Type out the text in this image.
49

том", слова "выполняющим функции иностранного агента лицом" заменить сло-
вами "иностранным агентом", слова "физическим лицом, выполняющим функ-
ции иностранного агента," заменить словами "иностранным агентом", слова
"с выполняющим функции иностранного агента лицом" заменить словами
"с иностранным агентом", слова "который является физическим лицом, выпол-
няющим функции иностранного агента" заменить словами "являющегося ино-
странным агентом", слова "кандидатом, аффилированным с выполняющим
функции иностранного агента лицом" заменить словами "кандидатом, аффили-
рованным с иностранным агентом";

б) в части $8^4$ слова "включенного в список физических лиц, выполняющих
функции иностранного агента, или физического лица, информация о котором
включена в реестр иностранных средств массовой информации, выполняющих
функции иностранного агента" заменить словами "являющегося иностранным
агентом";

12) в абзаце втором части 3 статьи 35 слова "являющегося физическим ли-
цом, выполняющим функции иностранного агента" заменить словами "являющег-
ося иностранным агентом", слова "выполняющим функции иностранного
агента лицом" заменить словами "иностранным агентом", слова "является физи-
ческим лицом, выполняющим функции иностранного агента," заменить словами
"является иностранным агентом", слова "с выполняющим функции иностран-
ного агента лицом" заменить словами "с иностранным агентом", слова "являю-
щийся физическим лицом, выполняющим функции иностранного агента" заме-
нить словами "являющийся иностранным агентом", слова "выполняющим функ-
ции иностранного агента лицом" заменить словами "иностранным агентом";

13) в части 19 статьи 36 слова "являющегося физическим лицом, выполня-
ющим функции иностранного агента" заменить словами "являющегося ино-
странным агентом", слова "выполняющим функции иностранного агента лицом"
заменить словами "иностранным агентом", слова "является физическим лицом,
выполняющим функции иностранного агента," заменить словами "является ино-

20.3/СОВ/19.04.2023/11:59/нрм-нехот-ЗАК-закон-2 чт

————

• Stated goal: Repeat all the records. Match each line exactly.

• Reply to the task:
Type out the text in this image.
49

том", слова "выполняющим функции иностранного агента лицом" заменить сло-
вами "иностранным агентом", слова "физическим лицом, выполняющим функ-
ции иностранного агента," заменить словами "иностранным агентом", слова
"с выполняющим функции иностранного агента лицом" заменить словами
"с иностранным агентом", слова "который является физическим лицом, выпол-
няющим функции иностранного агента" заменить словами "являющегося ино-
странным агентом", слова "кандидатом, аффилированным с выполняющим
функции иностранного агента лицом" заменить словами "кандидатом, аффили-
рованным с иностранным агентом";

б) в части $8^4$ слова "включенного в список физических лиц, выполняющих
функции иностранного агента, или физического лица, информация о котором
включена в реестр иностранных средств массовой информации, выполняющих
функции иностранного агента" заменить словами "являющегося иностранным
агентом";

12) в абзаце втором части 3 статьи 35 слова "являющегося физическим ли-
цом, выполняющим функции иностранного агента" заменить словами "являющег-
ося иностранным агентом", слова "выполняющим функции иностранного
агента лицом" заменить словами "иностранным агентом", слова "является физи-
ческим лицом, выполняющим функции иностранного агента," заменить словами
"является иностранным агентом", слова "с выполняющим функции иностран-
ного агента лицом" заменить словами "с иностранным агентом", слова "являю-
щийся физическим лицом, выполняющим функции иностранного агента" заме-
нить словами "являющийся иностранным агентом", слова "выполняющим функ-
ции иностранного агента лицом" заменить словами "иностранным агентом";

13) в части 19 статьи 36 слова "являющегося физическим лицом, выполня-
ющим функции иностранного агента" заменить словами "являющегося ино-
странным агентом", слова "выполняющим функции иностранного агента лицом"
заменить словами "иностранным агентом", слова "является физическим лицом,
выполняющим функции иностранного агента," заменить словами "является ино-

20.3/СОВ/19.04.2023/11:59/нрм-нехот-ЗАК-закон-2 чт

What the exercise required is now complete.